** Dataset items **
┄┄┄┄┄┄┄┄┄┄┄┄┄┄┄┄┄┄┄┄

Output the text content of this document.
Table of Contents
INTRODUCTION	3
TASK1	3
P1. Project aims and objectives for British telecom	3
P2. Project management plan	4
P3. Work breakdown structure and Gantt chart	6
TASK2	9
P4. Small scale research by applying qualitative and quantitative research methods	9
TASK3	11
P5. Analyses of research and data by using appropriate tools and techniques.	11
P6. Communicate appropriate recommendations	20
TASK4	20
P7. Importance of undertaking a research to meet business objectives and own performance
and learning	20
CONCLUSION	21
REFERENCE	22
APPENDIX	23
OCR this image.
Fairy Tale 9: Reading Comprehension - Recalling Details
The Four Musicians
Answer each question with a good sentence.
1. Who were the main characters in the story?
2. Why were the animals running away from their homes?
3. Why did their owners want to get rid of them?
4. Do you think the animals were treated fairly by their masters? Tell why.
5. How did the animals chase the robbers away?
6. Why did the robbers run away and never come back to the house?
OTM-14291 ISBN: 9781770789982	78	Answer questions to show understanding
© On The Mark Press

┄┄┄┄┄┄┄┄┄┄┄┄┄┄┄┄┄┄┄┄

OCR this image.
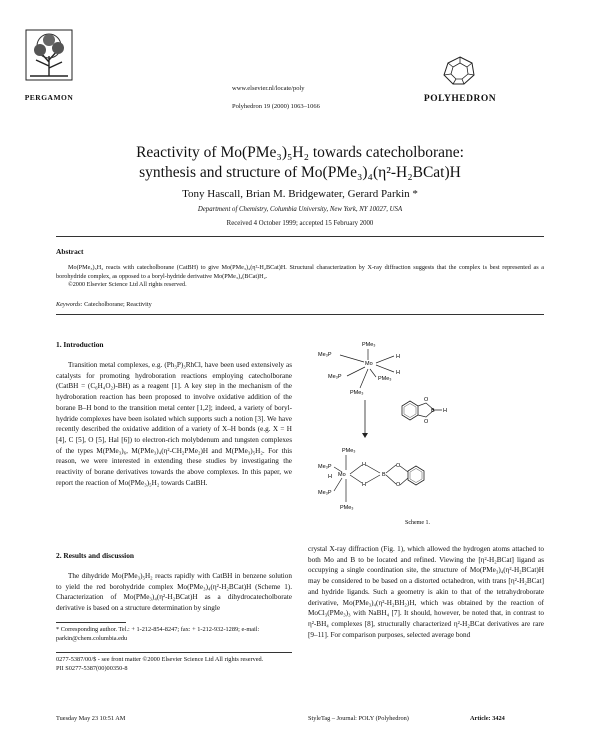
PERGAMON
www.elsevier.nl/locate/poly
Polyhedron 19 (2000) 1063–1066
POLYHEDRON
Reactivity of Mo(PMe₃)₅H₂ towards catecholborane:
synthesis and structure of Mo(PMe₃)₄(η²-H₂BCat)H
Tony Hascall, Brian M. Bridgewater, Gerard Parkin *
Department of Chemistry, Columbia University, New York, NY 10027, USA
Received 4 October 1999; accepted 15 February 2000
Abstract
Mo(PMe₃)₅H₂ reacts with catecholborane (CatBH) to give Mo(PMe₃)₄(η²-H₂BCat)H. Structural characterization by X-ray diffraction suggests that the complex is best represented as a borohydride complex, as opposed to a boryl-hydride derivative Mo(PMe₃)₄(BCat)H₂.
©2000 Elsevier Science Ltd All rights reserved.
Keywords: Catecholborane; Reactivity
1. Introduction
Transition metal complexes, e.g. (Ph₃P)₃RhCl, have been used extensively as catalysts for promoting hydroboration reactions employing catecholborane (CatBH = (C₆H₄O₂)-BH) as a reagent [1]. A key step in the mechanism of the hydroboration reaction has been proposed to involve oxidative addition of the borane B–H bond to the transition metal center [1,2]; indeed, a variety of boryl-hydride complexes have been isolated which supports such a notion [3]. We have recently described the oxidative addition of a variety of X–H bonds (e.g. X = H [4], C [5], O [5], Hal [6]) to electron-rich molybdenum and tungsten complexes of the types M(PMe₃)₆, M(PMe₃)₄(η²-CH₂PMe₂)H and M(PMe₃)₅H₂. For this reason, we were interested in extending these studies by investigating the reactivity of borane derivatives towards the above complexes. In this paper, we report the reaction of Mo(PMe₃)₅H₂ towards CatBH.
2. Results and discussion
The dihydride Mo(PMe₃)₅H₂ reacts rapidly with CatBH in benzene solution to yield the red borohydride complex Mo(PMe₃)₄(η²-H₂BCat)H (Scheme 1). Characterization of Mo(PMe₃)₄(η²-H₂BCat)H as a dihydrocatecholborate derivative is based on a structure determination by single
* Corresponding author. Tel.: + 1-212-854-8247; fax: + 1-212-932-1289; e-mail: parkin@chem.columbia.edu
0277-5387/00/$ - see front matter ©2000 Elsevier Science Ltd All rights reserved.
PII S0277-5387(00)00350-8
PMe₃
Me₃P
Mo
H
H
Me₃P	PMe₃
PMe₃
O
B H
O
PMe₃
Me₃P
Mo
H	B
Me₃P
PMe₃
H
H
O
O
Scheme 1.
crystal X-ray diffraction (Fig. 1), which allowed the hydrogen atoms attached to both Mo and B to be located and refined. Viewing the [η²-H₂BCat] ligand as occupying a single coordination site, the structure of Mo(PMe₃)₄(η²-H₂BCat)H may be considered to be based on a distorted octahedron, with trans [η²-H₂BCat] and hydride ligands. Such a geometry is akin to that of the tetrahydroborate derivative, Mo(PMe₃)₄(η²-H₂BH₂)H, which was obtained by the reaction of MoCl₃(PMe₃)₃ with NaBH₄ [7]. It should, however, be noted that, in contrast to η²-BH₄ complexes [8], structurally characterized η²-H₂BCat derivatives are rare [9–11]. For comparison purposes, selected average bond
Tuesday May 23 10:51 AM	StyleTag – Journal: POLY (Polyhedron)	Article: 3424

┄┄┄┄┄┄┄┄┄┄┄┄┄┄┄┄┄┄┄┄

Pick out and copy the lines of the material that include the word "Science".

©2000 Elsevier Science Ltd All rights reserved.
0277-5387/00/$ - see front matter ©2000 Elsevier Science Ltd All rights reserved.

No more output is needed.